[Records from a collection of figures]
>> Start
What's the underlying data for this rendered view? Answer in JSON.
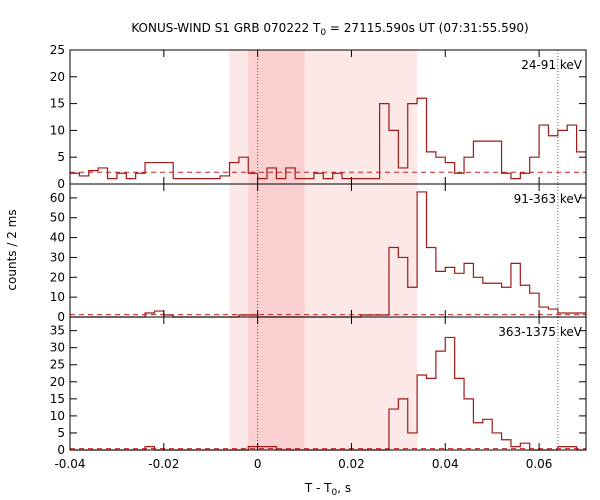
{
  "chart_data": {
    "type": "line",
    "title_main": "KONUS-WIND S1 GRB 070222 T",
    "title_sub": "0",
    "title_rest": " = 27115.590s UT (07:31:55.590)",
    "xlabel_main": "T - T",
    "xlabel_sub": "0",
    "xlabel_rest": ", s",
    "ylabel": "counts / 2 ms",
    "xlim": [
      -0.04,
      0.07
    ],
    "xticks": [
      -0.04,
      -0.02,
      0,
      0.02,
      0.04,
      0.06
    ],
    "xtick_labels": [
      "-0.04",
      "-0.02",
      "0",
      "0.02",
      "0.04",
      "0.06"
    ],
    "shading": {
      "outer_interval": [
        -0.006,
        0.034
      ],
      "inner_interval": [
        -0.002,
        0.01
      ],
      "outer_color": "#fde8e8",
      "inner_color": "#fbd0d0"
    },
    "vertical_dotted_lines": [
      0,
      0.064
    ],
    "line_color": "#a01818",
    "dashed_color": "#c02020",
    "bin_width": 0.002,
    "x_start": -0.04,
    "panels": [
      {
        "band": "24-91 keV",
        "ylim": [
          0,
          25
        ],
        "yticks": [
          0,
          5,
          10,
          15,
          20,
          25
        ],
        "background": 2.2,
        "values": [
          2,
          1.5,
          2.5,
          3,
          1,
          2,
          1,
          2,
          4,
          4,
          4,
          1,
          1,
          1,
          1,
          1,
          1.5,
          4,
          5,
          2,
          1,
          3,
          1,
          3,
          1,
          1,
          2,
          1,
          2,
          1,
          1,
          1,
          1,
          15,
          10,
          3,
          15,
          16,
          6,
          5,
          4,
          2,
          5,
          8,
          8,
          8,
          2,
          1,
          2,
          5,
          11,
          9,
          10,
          11,
          6,
          3,
          3,
          3,
          3,
          13,
          13,
          8,
          8,
          17,
          19,
          21,
          11,
          6,
          6,
          1,
          1,
          8,
          3,
          1,
          1,
          3,
          3,
          2,
          1,
          1,
          1,
          1,
          1,
          1,
          1,
          1,
          1,
          1,
          1,
          1,
          1,
          1,
          1,
          1,
          1,
          2,
          1,
          3,
          1,
          2,
          2,
          1,
          1,
          2,
          2,
          2,
          1,
          1,
          1,
          1
        ]
      },
      {
        "band": "91-363 keV",
        "ylim": [
          0,
          67
        ],
        "yticks": [
          0,
          10,
          20,
          30,
          40,
          50,
          60
        ],
        "background": 1.2,
        "values": [
          0,
          0,
          0,
          0,
          0,
          0,
          0,
          0,
          2,
          3,
          1,
          0,
          0,
          0,
          0,
          0,
          0,
          0,
          1,
          1,
          0,
          0,
          0,
          0,
          0,
          0,
          0,
          0,
          0,
          0,
          0,
          1,
          1,
          1,
          35,
          30,
          15,
          63,
          35,
          23,
          25,
          22,
          27,
          20,
          17,
          17,
          15,
          27,
          16,
          12,
          5,
          4,
          2,
          2,
          2,
          2,
          1,
          0,
          0,
          1,
          1,
          4,
          5,
          8,
          10,
          10,
          14,
          21,
          39,
          19,
          5,
          2,
          1,
          1,
          2,
          1,
          0,
          0,
          1,
          1,
          1,
          0,
          1,
          1,
          1,
          0,
          0,
          0,
          0,
          0,
          0,
          0,
          0,
          1,
          1,
          0,
          0,
          0,
          0,
          0,
          0,
          0,
          0,
          0,
          0,
          0,
          0,
          0,
          0,
          0
        ]
      },
      {
        "band": "363-1375 keV",
        "ylim": [
          0,
          39
        ],
        "yticks": [
          0,
          5,
          10,
          15,
          20,
          25,
          30,
          35
        ],
        "background": 0.4,
        "values": [
          0,
          0,
          0,
          0,
          0,
          0,
          0,
          0,
          0,
          0,
          0,
          0,
          0,
          0,
          0,
          0,
          0,
          0,
          0,
          0,
          0,
          0,
          0,
          0,
          0,
          0,
          0,
          0,
          0,
          0,
          0,
          0,
          0,
          0,
          0,
          0,
          0,
          0,
          0,
          0,
          0,
          0,
          0,
          0,
          0,
          0,
          0,
          0,
          0,
          0,
          0,
          0,
          0,
          0,
          0,
          0,
          0,
          0,
          0,
          0,
          0,
          0,
          0,
          0,
          0,
          0,
          0,
          0,
          0,
          0,
          0,
          0,
          0,
          0,
          0,
          0,
          0,
          0,
          0,
          0,
          0,
          0,
          0,
          0,
          0,
          0,
          0,
          0,
          0,
          0,
          0,
          0,
          0,
          0,
          0,
          0,
          0,
          0,
          0,
          0,
          0,
          0,
          0,
          0,
          0,
          0,
          0,
          0,
          0,
          0
        ]
      }
    ]
  }
}
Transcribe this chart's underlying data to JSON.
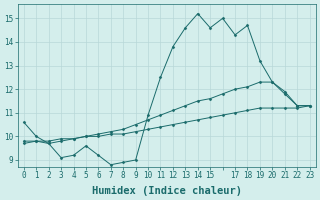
{
  "xlabel": "Humidex (Indice chaleur)",
  "ylabel": "",
  "background_color": "#d4eeec",
  "grid_color": "#b8d8d8",
  "line_color": "#1a6b6b",
  "x": [
    0,
    1,
    2,
    3,
    4,
    5,
    6,
    7,
    8,
    9,
    10,
    11,
    12,
    13,
    14,
    15,
    16,
    17,
    18,
    19,
    20,
    21,
    22,
    23
  ],
  "line1": [
    10.6,
    10.0,
    9.7,
    9.1,
    9.2,
    9.6,
    9.2,
    8.8,
    8.9,
    9.0,
    10.9,
    12.5,
    13.8,
    14.6,
    15.2,
    14.6,
    15.0,
    14.3,
    14.7,
    13.2,
    12.3,
    11.9,
    11.3,
    11.3
  ],
  "line2": [
    9.8,
    9.8,
    9.7,
    9.8,
    9.9,
    10.0,
    10.1,
    10.2,
    10.3,
    10.5,
    10.7,
    10.9,
    11.1,
    11.3,
    11.5,
    11.6,
    11.8,
    12.0,
    12.1,
    12.3,
    12.3,
    11.8,
    11.3,
    11.3
  ],
  "line3": [
    9.7,
    9.8,
    9.8,
    9.9,
    9.9,
    10.0,
    10.0,
    10.1,
    10.1,
    10.2,
    10.3,
    10.4,
    10.5,
    10.6,
    10.7,
    10.8,
    10.9,
    11.0,
    11.1,
    11.2,
    11.2,
    11.2,
    11.2,
    11.3
  ],
  "ylim": [
    8.7,
    15.6
  ],
  "xlim": [
    -0.5,
    23.5
  ],
  "yticks": [
    9,
    10,
    11,
    12,
    13,
    14,
    15
  ],
  "xticks": [
    0,
    1,
    2,
    3,
    4,
    5,
    6,
    7,
    8,
    9,
    10,
    11,
    12,
    13,
    14,
    15,
    16,
    17,
    18,
    19,
    20,
    21,
    22,
    23
  ],
  "xtick_labels": [
    "0",
    "1",
    "2",
    "3",
    "4",
    "5",
    "6",
    "7",
    "8",
    "9",
    "10",
    "11",
    "12",
    "13",
    "14",
    "15",
    "",
    "17",
    "18",
    "19",
    "20",
    "21",
    "22",
    "23"
  ],
  "marker": "D",
  "markersize": 1.5,
  "linewidth": 0.7,
  "tick_fontsize": 5.5,
  "xlabel_fontsize": 7.5
}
>> End
● **WORK INSTRUCTIONS**
Without the pictures, restate all of the entries above verbatim.

● **FULL ANSWER**
What's the underlying data for this rendered view? Answer in JSON.
{
  "chart_data": {
    "type": "line",
    "title_main": "KONUS-WIND S1 GRB 070222 T",
    "title_sub": "0",
    "title_rest": " = 27115.590s UT (07:31:55.590)",
    "xlabel_main": "T - T",
    "xlabel_sub": "0",
    "xlabel_rest": ", s",
    "ylabel": "counts / 2 ms",
    "xlim": [
      -0.04,
      0.07
    ],
    "xticks": [
      -0.04,
      -0.02,
      0,
      0.02,
      0.04,
      0.06
    ],
    "xtick_labels": [
      "-0.04",
      "-0.02",
      "0",
      "0.02",
      "0.04",
      "0.06"
    ],
    "shading": {
      "outer_interval": [
        -0.006,
        0.034
      ],
      "inner_interval": [
        -0.002,
        0.01
      ],
      "outer_color": "#fde8e8",
      "inner_color": "#fbd0d0"
    },
    "vertical_dotted_lines": [
      0,
      0.064
    ],
    "line_color": "#a01818",
    "dashed_color": "#c02020",
    "bin_width": 0.002,
    "x_start": -0.04,
    "panels": [
      {
        "band": "24-91 keV",
        "ylim": [
          0,
          25
        ],
        "yticks": [
          0,
          5,
          10,
          15,
          20,
          25
        ],
        "background": 2.2,
        "values": [
          2,
          1.5,
          2.5,
          3,
          1,
          2,
          1,
          2,
          4,
          4,
          4,
          1,
          1,
          1,
          1,
          1,
          1.5,
          4,
          5,
          2,
          1,
          3,
          1,
          3,
          1,
          1,
          2,
          1,
          2,
          1,
          1,
          1,
          1,
          15,
          10,
          3,
          15,
          16,
          6,
          5,
          4,
          2,
          5,
          8,
          8,
          8,
          2,
          1,
          2,
          5,
          11,
          9,
          10,
          11,
          6,
          3,
          3,
          3,
          3,
          13,
          13,
          8,
          8,
          17,
          19,
          21,
          11,
          6,
          6,
          1,
          1,
          8,
          3,
          1,
          1,
          3,
          3,
          2,
          1,
          1,
          1,
          1,
          1,
          1,
          1,
          1,
          1,
          1,
          1,
          1,
          1,
          1,
          1,
          1,
          1,
          2,
          1,
          3,
          1,
          2,
          2,
          1,
          1,
          2,
          2,
          2,
          1,
          1,
          1,
          1
        ]
      },
      {
        "band": "91-363 keV",
        "ylim": [
          0,
          67
        ],
        "yticks": [
          0,
          10,
          20,
          30,
          40,
          50,
          60
        ],
        "background": 1.2,
        "values": [
          0,
          0,
          0,
          0,
          0,
          0,
          0,
          0,
          2,
          3,
          1,
          0,
          0,
          0,
          0,
          0,
          0,
          0,
          1,
          1,
          0,
          0,
          0,
          0,
          0,
          0,
          0,
          0,
          0,
          0,
          0,
          1,
          1,
          1,
          35,
          30,
          15,
          63,
          35,
          23,
          25,
          22,
          27,
          20,
          17,
          17,
          15,
          27,
          16,
          12,
          5,
          4,
          2,
          2,
          2,
          2,
          1,
          0,
          0,
          1,
          1,
          4,
          5,
          8,
          10,
          10,
          14,
          21,
          39,
          19,
          5,
          2,
          1,
          1,
          2,
          1,
          0,
          0,
          1,
          1,
          1,
          0,
          1,
          1,
          1,
          0,
          0,
          0,
          0,
          0,
          0,
          0,
          0,
          1,
          1,
          0,
          0,
          0,
          0,
          0,
          0,
          0,
          0,
          0,
          0,
          0,
          0,
          0,
          0,
          0
        ]
      },
      {
        "band": "363-1375 keV",
        "ylim": [
          0,
          39
        ],
        "yticks": [
          0,
          5,
          10,
          15,
          20,
          25,
          30,
          35
        ],
        "background": 0.4,
        "values": [
          0,
          0,
          0,
          0,
          0,
          0,
          0,
          0,
          0,
          0,
          0,
          0,
          0,
          0,
          0,
          0,
          0,
          0,
          0,
          0,
          0,
          0,
          0,
          0,
          0,
          0,
          0,
          0,
          0,
          0,
          0,
          0,
          0,
          0,
          0,
          0,
          0,
          0,
          0,
          0,
          0,
          0,
          0,
          0,
          0,
          0,
          0,
          0,
          0,
          0,
          0,
          0,
          0,
          0,
          0,
          0,
          0,
          0,
          0,
          0,
          0,
          0,
          0,
          0,
          0,
          0,
          0,
          0,
          0,
          0,
          0,
          0,
          0,
          0,
          0,
          0,
          0,
          0,
          0,
          0,
          0,
          0,
          0,
          0,
          0,
          0,
          0,
          0,
          0,
          0,
          0,
          0,
          0,
          0,
          0,
          0,
          0,
          0,
          0,
          0,
          0,
          0,
          0,
          0,
          0,
          0,
          0,
          0,
          0,
          0
        ]
      }
    ]
  }
}
Transcribe this chart's underlying data to JSON.
{
  "xlabel": "Humidex (Indice chaleur)",
  "ylabel": "",
  "background_color": "#d4eeec",
  "grid_color": "#b8d8d8",
  "line_color": "#1a6b6b",
  "x": [
    0,
    1,
    2,
    3,
    4,
    5,
    6,
    7,
    8,
    9,
    10,
    11,
    12,
    13,
    14,
    15,
    16,
    17,
    18,
    19,
    20,
    21,
    22,
    23
  ],
  "line1": [
    10.6,
    10.0,
    9.7,
    9.1,
    9.2,
    9.6,
    9.2,
    8.8,
    8.9,
    9.0,
    10.9,
    12.5,
    13.8,
    14.6,
    15.2,
    14.6,
    15.0,
    14.3,
    14.7,
    13.2,
    12.3,
    11.9,
    11.3,
    11.3
  ],
  "line2": [
    9.8,
    9.8,
    9.7,
    9.8,
    9.9,
    10.0,
    10.1,
    10.2,
    10.3,
    10.5,
    10.7,
    10.9,
    11.1,
    11.3,
    11.5,
    11.6,
    11.8,
    12.0,
    12.1,
    12.3,
    12.3,
    11.8,
    11.3,
    11.3
  ],
  "line3": [
    9.7,
    9.8,
    9.8,
    9.9,
    9.9,
    10.0,
    10.0,
    10.1,
    10.1,
    10.2,
    10.3,
    10.4,
    10.5,
    10.6,
    10.7,
    10.8,
    10.9,
    11.0,
    11.1,
    11.2,
    11.2,
    11.2,
    11.2,
    11.3
  ],
  "ylim": [
    8.7,
    15.6
  ],
  "xlim": [
    -0.5,
    23.5
  ],
  "yticks": [
    9,
    10,
    11,
    12,
    13,
    14,
    15
  ],
  "xticks": [
    0,
    1,
    2,
    3,
    4,
    5,
    6,
    7,
    8,
    9,
    10,
    11,
    12,
    13,
    14,
    15,
    16,
    17,
    18,
    19,
    20,
    21,
    22,
    23
  ],
  "xtick_labels": [
    "0",
    "1",
    "2",
    "3",
    "4",
    "5",
    "6",
    "7",
    "8",
    "9",
    "10",
    "11",
    "12",
    "13",
    "14",
    "15",
    "",
    "17",
    "18",
    "19",
    "20",
    "21",
    "22",
    "23"
  ],
  "marker": "D",
  "markersize": 1.5,
  "linewidth": 0.7,
  "tick_fontsize": 5.5,
  "xlabel_fontsize": 7.5
}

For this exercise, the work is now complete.